* _THE PROBLEM_: Output every entry exactly as written, skipping any pictures.

* _DATASET ROWS_:
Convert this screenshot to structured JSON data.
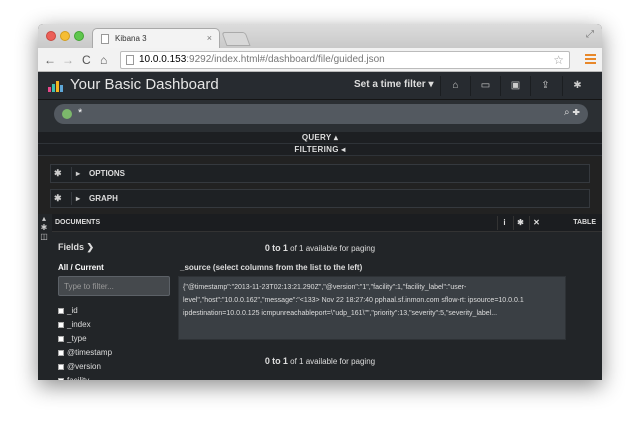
{
  "browser": {
    "tab_title": "Kibana 3",
    "tab_close": "×",
    "url_host": "10.0.0.153",
    "url_rest": ":9292/index.html#/dashboard/file/guided.json",
    "nav_back": "←",
    "nav_forward": "→",
    "nav_reload": "C",
    "nav_home": "⌂",
    "star": "☆",
    "resize": "⤢"
  },
  "navbar": {
    "title": "Your Basic Dashboard",
    "time_filter": "Set a time filter ▾",
    "icons": [
      "home-icon",
      "folder-open-icon",
      "save-icon",
      "share-icon",
      "settings-icon"
    ],
    "icon_glyphs": [
      "⌂",
      "▭",
      "▣",
      "⇪",
      "✱"
    ]
  },
  "query": {
    "value": "*",
    "actions": "⌕ ✚"
  },
  "strips": {
    "query_label": "QUERY ▴",
    "filtering_label": "FILTERING ◂"
  },
  "rows": [
    {
      "label": "OPTIONS",
      "gear": "✱",
      "caret": "▸"
    },
    {
      "label": "GRAPH",
      "gear": "✱",
      "caret": "▸"
    }
  ],
  "documents": {
    "title": "DOCUMENTS",
    "info_glyph": "i",
    "gear_glyph": "✱",
    "close_glyph": "✕",
    "table_label": "TABLE",
    "side_icons": [
      "▴",
      "✱",
      "◫"
    ],
    "fields_title": "Fields ❯",
    "paging_range_from": "0",
    "paging_to_word": "to",
    "paging_range_to": "1",
    "paging_rest": "of 1 available for paging",
    "all_current": "All / Current",
    "filter_placeholder": "Type to filter...",
    "fields": [
      "_id",
      "_index",
      "_type",
      "@timestamp",
      "@version",
      "facility"
    ],
    "source_label": "_source (select columns from the list to the left)",
    "source_text": "{\"@timestamp\":\"2013-11-23T02:13:21.290Z\",\"@version\":\"1\",\"facility\":1,\"facility_label\":\"user-level\",\"host\":\"10.0.0.162\",\"message\":\"<133> Nov 22 18:27:40 pphaal.sf.inmon.com sflow-rt: ipsource=10.0.0.1 ipdestination=10.0.0.125 icmpunreachableport=\\\"udp_161\\\"\",\"priority\":13,\"severity\":5,\"severity_label..."
  },
  "colors": {
    "panel_bg": "#272b30",
    "query_dot": "#7cb86b",
    "menu_accent": "#e8882a"
  }
}
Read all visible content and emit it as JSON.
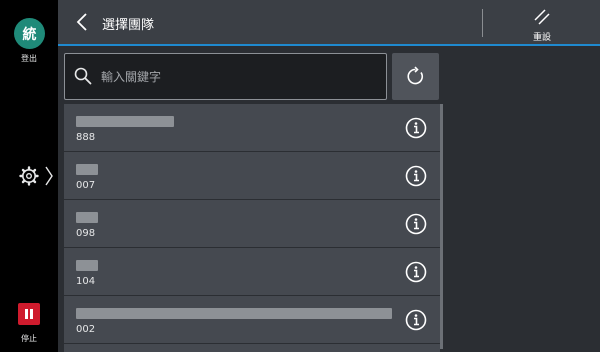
{
  "sidebar": {
    "avatar_text": "統",
    "logout_label": "登出",
    "stop_label": "停止",
    "stop_color": "#cf1b2d",
    "avatar_color": "#1f8a79"
  },
  "header": {
    "title": "選擇團隊",
    "reset_label": "重設",
    "accent_color": "#1f8ad0"
  },
  "search": {
    "placeholder": "輸入關鍵字",
    "value": ""
  },
  "teams": [
    {
      "id": "888"
    },
    {
      "id": "007"
    },
    {
      "id": "098"
    },
    {
      "id": "104"
    },
    {
      "id": "002"
    }
  ]
}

* _PROBLEM SOLUTION_:
Convert this screenshot to structured JSON data.
{
  "browser": {
    "tab_title": "Kibana 3",
    "tab_close": "×",
    "url_host": "10.0.0.153",
    "url_rest": ":9292/index.html#/dashboard/file/guided.json",
    "nav_back": "←",
    "nav_forward": "→",
    "nav_reload": "C",
    "nav_home": "⌂",
    "star": "☆",
    "resize": "⤢"
  },
  "navbar": {
    "title": "Your Basic Dashboard",
    "time_filter": "Set a time filter ▾",
    "icons": [
      "home-icon",
      "folder-open-icon",
      "save-icon",
      "share-icon",
      "settings-icon"
    ],
    "icon_glyphs": [
      "⌂",
      "▭",
      "▣",
      "⇪",
      "✱"
    ]
  },
  "query": {
    "value": "*",
    "actions": "⌕ ✚"
  },
  "strips": {
    "query_label": "QUERY ▴",
    "filtering_label": "FILTERING ◂"
  },
  "rows": [
    {
      "label": "OPTIONS",
      "gear": "✱",
      "caret": "▸"
    },
    {
      "label": "GRAPH",
      "gear": "✱",
      "caret": "▸"
    }
  ],
  "documents": {
    "title": "DOCUMENTS",
    "info_glyph": "i",
    "gear_glyph": "✱",
    "close_glyph": "✕",
    "table_label": "TABLE",
    "side_icons": [
      "▴",
      "✱",
      "◫"
    ],
    "fields_title": "Fields ❯",
    "paging_range_from": "0",
    "paging_to_word": "to",
    "paging_range_to": "1",
    "paging_rest": "of 1 available for paging",
    "all_current": "All / Current",
    "filter_placeholder": "Type to filter...",
    "fields": [
      "_id",
      "_index",
      "_type",
      "@timestamp",
      "@version",
      "facility"
    ],
    "source_label": "_source (select columns from the list to the left)",
    "source_text": "{\"@timestamp\":\"2013-11-23T02:13:21.290Z\",\"@version\":\"1\",\"facility\":1,\"facility_label\":\"user-level\",\"host\":\"10.0.0.162\",\"message\":\"<133> Nov 22 18:27:40 pphaal.sf.inmon.com sflow-rt: ipsource=10.0.0.1 ipdestination=10.0.0.125 icmpunreachableport=\\\"udp_161\\\"\",\"priority\":13,\"severity\":5,\"severity_label..."
  },
  "colors": {
    "panel_bg": "#272b30",
    "query_dot": "#7cb86b",
    "menu_accent": "#e8882a"
  }
}
Read all visible content and emit it as JSON.
{
  "sidebar": {
    "avatar_text": "統",
    "logout_label": "登出",
    "stop_label": "停止",
    "stop_color": "#cf1b2d",
    "avatar_color": "#1f8a79"
  },
  "header": {
    "title": "選擇團隊",
    "reset_label": "重設",
    "accent_color": "#1f8ad0"
  },
  "search": {
    "placeholder": "輸入關鍵字",
    "value": ""
  },
  "teams": [
    {
      "id": "888"
    },
    {
      "id": "007"
    },
    {
      "id": "098"
    },
    {
      "id": "104"
    },
    {
      "id": "002"
    }
  ]
}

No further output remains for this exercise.